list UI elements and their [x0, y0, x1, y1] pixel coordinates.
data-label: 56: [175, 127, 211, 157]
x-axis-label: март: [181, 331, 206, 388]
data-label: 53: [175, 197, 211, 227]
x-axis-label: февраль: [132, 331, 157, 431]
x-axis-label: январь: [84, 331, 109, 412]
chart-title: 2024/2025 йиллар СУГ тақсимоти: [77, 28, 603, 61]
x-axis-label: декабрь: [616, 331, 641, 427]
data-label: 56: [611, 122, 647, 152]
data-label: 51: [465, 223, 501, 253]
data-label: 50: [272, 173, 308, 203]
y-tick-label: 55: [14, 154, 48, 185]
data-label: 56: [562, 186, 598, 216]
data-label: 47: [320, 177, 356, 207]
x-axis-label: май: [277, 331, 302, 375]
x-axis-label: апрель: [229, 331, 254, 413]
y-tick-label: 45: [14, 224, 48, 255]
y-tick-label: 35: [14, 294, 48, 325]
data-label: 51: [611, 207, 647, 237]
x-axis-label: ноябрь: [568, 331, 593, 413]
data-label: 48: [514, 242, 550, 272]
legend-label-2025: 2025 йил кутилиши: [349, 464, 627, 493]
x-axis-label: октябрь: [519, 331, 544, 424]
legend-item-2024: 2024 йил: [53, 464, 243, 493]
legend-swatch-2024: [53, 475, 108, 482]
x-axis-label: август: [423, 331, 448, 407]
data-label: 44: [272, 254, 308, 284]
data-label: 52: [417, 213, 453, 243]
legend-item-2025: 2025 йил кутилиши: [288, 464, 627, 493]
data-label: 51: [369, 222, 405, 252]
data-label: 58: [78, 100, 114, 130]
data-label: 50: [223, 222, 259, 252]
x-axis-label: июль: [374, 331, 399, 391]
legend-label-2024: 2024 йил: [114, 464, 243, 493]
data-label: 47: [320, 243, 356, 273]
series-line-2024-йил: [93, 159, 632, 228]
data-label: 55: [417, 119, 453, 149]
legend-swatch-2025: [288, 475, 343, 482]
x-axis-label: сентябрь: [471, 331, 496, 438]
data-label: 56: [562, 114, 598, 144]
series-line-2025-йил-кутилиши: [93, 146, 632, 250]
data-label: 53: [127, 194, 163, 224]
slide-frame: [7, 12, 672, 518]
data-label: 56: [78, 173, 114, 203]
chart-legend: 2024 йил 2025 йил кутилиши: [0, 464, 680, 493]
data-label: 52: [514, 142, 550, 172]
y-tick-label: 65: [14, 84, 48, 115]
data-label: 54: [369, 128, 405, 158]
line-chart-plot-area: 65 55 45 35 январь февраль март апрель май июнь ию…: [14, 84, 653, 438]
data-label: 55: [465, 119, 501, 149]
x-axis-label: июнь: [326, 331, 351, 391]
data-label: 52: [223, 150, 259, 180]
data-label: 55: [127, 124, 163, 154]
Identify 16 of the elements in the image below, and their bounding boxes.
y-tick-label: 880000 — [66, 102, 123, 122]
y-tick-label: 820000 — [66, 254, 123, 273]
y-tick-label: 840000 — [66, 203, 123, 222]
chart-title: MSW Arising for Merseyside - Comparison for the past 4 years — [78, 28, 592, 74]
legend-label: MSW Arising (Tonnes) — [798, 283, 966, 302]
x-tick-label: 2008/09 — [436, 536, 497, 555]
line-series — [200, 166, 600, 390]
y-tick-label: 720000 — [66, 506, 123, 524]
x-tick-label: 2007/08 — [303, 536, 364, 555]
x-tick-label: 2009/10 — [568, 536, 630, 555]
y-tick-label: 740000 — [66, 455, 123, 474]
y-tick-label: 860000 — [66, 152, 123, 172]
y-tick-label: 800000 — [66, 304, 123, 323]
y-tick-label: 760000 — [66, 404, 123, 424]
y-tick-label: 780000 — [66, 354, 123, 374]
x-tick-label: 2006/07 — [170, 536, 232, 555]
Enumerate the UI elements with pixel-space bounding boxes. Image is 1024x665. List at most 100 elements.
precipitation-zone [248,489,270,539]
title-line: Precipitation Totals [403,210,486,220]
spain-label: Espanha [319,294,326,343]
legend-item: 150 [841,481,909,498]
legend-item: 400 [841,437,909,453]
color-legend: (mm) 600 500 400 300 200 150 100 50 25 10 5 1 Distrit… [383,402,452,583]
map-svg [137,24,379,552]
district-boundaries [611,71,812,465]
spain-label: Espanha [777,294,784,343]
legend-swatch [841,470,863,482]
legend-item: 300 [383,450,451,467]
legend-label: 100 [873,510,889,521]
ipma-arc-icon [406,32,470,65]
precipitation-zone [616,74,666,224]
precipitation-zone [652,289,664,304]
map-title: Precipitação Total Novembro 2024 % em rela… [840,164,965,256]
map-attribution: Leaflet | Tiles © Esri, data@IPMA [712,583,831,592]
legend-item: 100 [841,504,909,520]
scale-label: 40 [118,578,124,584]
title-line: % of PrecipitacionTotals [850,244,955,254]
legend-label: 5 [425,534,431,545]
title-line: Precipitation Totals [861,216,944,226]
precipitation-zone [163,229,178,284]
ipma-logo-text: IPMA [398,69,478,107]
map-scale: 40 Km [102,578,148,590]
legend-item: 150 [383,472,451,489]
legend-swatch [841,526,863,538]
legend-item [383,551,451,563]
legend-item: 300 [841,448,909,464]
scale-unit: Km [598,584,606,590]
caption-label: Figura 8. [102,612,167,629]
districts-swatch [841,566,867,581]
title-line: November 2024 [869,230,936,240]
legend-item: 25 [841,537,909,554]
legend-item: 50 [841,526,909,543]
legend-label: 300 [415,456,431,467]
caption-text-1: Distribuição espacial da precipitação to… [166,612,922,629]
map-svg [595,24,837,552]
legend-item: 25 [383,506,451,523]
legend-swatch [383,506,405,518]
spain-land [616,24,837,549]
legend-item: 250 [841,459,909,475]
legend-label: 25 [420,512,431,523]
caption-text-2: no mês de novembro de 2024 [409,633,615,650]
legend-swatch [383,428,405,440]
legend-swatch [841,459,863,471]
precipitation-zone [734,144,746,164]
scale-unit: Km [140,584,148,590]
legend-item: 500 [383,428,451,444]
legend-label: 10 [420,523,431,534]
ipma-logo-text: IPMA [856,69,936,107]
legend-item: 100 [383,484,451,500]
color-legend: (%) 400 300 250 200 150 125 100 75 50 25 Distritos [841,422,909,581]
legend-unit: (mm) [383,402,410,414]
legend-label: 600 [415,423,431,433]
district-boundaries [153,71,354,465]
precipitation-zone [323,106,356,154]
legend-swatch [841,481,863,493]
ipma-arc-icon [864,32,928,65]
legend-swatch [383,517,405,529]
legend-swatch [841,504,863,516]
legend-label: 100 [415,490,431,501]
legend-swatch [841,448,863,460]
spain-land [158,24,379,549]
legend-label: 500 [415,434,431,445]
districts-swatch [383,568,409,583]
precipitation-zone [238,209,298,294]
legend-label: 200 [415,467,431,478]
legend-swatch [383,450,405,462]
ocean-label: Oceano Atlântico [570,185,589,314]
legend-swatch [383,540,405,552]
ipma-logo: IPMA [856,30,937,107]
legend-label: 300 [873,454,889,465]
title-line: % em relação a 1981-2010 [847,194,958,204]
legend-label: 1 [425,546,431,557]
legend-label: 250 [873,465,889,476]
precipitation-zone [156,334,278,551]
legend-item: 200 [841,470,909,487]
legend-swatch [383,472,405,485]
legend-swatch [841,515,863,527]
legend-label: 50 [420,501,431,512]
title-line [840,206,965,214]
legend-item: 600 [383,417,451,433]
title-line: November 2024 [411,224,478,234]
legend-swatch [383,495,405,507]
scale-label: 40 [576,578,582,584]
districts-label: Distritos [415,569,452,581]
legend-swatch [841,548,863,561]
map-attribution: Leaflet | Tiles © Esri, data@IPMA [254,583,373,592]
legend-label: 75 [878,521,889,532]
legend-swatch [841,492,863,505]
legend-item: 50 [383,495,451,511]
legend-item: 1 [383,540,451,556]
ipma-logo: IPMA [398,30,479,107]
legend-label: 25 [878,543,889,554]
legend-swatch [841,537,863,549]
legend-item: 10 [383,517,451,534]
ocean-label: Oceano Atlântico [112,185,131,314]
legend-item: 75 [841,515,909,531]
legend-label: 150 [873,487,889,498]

★ ★ ★ ★ ★

EXERCISE INSTRUCTIONS: Write out the material above word for word, from its first line up to and including the line with "data-label: 56: [562, 186, 598, 216]".

WORKED ANSWER:
list UI elements and their [x0, y0, x1, y1] pixel coordinates.
data-label: 56: [175, 127, 211, 157]
x-axis-label: март: [181, 331, 206, 388]
data-label: 53: [175, 197, 211, 227]
x-axis-label: февраль: [132, 331, 157, 431]
x-axis-label: январь: [84, 331, 109, 412]
chart-title: 2024/2025 йиллар СУГ тақсимоти: [77, 28, 603, 61]
x-axis-label: декабрь: [616, 331, 641, 427]
data-label: 56: [611, 122, 647, 152]
data-label: 51: [465, 223, 501, 253]
data-label: 50: [272, 173, 308, 203]
y-tick-label: 55: [14, 154, 48, 185]
data-label: 56: [562, 186, 598, 216]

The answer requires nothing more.